* [Task instructions]
Review the material and extract every line in which the word "muitos" occurs.

* [Data for this task]
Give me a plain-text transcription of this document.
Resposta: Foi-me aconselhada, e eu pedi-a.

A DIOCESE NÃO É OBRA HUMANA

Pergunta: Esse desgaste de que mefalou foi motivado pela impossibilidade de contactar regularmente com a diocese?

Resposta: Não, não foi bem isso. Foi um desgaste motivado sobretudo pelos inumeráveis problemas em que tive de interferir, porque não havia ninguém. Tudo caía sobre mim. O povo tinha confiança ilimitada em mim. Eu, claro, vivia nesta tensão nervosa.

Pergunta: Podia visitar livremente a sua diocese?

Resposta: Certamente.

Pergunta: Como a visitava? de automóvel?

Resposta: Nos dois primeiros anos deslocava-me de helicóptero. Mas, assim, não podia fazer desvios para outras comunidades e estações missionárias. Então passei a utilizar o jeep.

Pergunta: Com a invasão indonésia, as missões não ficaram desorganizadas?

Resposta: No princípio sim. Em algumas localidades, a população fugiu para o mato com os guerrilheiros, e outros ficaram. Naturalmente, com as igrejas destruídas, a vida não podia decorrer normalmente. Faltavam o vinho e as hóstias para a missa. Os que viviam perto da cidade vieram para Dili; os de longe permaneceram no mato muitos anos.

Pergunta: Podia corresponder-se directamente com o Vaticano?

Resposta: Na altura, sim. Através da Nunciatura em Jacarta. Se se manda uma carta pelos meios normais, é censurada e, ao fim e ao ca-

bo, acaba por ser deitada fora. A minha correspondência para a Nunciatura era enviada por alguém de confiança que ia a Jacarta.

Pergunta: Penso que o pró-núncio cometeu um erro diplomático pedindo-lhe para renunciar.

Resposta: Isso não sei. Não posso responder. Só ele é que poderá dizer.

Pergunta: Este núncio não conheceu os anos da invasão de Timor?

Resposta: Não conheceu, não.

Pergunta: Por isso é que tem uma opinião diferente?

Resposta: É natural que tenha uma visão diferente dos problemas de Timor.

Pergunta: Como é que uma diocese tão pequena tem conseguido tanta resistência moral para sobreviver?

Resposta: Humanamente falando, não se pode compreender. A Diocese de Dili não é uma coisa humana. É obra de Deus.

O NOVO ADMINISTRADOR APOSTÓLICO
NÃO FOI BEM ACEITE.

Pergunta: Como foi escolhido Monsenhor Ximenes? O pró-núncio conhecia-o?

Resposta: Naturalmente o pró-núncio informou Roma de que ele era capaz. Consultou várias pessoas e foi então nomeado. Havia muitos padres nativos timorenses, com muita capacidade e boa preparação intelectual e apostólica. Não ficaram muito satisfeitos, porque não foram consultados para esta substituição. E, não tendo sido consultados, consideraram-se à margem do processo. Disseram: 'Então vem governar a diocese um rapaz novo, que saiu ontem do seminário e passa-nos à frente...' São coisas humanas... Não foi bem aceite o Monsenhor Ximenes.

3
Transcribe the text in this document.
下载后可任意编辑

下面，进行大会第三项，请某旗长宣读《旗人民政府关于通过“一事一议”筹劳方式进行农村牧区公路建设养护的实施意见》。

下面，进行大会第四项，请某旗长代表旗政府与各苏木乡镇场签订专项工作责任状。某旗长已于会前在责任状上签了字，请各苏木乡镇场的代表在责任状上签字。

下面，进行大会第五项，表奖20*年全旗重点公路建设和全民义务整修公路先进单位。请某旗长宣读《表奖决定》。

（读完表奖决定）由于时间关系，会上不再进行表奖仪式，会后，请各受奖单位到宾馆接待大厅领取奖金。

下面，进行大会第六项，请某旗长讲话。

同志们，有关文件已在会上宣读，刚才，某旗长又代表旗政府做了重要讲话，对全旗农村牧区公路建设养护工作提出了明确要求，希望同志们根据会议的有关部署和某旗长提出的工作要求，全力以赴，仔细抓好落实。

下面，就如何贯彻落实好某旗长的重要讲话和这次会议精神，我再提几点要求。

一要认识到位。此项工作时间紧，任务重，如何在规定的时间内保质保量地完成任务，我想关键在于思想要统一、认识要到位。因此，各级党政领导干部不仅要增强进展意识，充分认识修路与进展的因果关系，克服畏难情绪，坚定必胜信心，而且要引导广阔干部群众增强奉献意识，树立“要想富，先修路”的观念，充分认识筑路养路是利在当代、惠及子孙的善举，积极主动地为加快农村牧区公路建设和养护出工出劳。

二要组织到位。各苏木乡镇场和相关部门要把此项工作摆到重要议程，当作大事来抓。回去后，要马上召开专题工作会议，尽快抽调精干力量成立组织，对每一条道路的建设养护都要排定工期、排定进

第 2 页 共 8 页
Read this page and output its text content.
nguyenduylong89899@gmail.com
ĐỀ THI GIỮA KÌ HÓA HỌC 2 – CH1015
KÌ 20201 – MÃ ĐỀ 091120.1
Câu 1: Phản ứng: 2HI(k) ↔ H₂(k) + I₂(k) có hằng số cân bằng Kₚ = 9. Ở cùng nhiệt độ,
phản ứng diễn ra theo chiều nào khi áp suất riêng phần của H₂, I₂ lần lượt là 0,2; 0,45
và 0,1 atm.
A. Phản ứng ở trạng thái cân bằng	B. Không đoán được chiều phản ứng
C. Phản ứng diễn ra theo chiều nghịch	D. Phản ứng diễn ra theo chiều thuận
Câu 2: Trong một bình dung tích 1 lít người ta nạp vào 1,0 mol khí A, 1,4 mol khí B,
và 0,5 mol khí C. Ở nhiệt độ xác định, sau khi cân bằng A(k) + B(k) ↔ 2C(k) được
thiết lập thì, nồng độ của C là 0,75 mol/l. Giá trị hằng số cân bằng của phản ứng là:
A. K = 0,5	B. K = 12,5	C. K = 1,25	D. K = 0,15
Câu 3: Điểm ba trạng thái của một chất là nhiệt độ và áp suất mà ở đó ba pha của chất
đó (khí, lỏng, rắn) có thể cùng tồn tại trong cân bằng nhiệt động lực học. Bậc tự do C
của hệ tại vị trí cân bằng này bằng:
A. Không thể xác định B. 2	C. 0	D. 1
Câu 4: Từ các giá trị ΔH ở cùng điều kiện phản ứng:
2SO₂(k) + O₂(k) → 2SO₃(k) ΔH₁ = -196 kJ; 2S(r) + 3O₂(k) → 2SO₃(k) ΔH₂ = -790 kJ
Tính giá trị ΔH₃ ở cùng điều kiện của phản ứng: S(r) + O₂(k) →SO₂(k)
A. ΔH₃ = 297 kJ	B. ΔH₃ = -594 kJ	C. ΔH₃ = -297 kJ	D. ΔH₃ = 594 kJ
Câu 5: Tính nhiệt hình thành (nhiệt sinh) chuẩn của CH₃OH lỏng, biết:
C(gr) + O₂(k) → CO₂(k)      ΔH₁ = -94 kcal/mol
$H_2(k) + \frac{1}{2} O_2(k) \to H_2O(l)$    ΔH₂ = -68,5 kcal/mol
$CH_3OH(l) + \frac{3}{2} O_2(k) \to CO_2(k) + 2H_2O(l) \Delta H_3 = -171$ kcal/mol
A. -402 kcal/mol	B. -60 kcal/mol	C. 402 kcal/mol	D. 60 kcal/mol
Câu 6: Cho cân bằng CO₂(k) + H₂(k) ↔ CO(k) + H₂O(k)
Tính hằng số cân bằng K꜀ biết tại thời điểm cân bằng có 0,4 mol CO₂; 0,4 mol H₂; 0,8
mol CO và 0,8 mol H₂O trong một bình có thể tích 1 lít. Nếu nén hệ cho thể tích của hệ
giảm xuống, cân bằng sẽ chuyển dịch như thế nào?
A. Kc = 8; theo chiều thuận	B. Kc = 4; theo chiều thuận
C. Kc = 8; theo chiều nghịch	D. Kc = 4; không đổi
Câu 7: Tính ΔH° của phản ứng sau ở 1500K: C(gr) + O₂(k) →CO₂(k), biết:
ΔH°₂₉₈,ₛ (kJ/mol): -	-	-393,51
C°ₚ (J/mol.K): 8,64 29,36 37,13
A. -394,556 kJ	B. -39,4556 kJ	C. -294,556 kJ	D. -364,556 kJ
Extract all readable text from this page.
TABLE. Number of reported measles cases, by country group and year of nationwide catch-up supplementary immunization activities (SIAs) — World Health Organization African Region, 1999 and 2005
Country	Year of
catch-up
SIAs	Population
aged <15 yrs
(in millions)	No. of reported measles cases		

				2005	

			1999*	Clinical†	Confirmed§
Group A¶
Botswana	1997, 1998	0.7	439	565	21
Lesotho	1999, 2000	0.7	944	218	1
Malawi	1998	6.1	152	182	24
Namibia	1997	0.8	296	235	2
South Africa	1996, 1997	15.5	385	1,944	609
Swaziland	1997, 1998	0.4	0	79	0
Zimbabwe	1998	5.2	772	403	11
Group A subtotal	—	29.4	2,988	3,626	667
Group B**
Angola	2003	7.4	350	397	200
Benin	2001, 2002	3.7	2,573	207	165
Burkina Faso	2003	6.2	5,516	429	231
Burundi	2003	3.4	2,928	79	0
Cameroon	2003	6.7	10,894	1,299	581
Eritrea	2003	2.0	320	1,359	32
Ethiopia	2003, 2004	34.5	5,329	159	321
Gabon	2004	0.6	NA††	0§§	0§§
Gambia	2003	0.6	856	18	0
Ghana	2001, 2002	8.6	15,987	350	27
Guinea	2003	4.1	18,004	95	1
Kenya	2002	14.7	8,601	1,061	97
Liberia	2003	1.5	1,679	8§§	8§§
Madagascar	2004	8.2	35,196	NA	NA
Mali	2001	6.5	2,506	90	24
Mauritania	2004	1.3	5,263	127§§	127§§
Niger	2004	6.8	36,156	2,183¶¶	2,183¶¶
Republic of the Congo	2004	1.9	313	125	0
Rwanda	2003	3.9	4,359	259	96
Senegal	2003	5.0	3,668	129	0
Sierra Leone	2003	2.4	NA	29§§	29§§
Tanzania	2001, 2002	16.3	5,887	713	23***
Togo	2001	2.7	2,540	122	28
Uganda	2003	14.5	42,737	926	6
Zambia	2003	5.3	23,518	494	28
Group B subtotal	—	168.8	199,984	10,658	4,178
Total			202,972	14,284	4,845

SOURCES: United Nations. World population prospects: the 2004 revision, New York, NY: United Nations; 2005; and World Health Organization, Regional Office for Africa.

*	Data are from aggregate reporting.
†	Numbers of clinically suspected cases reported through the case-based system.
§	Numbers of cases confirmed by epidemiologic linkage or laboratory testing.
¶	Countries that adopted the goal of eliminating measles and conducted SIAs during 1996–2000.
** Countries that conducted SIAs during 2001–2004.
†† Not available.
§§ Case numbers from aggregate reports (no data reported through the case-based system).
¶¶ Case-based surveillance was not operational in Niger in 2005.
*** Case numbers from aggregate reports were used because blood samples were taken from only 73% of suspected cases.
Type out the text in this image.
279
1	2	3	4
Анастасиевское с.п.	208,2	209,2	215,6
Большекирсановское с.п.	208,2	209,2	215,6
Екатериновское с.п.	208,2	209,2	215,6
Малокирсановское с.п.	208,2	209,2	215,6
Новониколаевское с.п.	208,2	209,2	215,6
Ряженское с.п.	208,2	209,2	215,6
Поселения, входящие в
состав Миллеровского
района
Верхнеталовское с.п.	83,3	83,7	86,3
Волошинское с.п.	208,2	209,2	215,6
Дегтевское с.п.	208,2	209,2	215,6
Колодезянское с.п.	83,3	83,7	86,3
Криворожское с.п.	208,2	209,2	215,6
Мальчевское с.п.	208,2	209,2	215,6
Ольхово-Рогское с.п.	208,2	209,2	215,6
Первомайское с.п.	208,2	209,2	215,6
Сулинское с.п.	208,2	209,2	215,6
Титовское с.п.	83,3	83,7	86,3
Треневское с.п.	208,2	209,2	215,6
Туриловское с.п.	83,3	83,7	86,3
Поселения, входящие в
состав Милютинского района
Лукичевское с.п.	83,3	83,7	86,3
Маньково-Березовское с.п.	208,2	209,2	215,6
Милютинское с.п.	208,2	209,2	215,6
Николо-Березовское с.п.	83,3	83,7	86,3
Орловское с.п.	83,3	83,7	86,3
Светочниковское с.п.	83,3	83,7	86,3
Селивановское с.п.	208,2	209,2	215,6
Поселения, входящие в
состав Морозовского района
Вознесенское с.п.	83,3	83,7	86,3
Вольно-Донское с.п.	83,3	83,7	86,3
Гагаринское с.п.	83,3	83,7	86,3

* [Solution for this task]
Resposta: No princípio sim. Em algumas localidades, a população fugiu para o mato com os guerrilheiros, e outros ficaram. Naturalmente, com as igrejas destruídas, a vida não podia decorrer normalmente. Faltavam o vinho e as hóstias para a missa. Os que viviam perto da cidade vieram para Dili; os de longe permaneceram no mato muitos anos.
Resposta: Naturalmente o pró-núncio informou Roma de que ele era capaz. Consultou várias pessoas e foi então nomeado. Havia muitos padres nativos timorenses, com muita capacidade e boa preparação intelectual e apostólica. Não ficaram muito satisfeitos, porque não foram consultados para esta substituição. E, não tendo sido consultados, consideraram-se à margem do processo. Disseram: 'Então vem governar a diocese um rapaz novo, que saiu ontem do seminário e passa-nos à frente...' São coisas humanas... Não foi bem aceite o Monsenhor Ximenes.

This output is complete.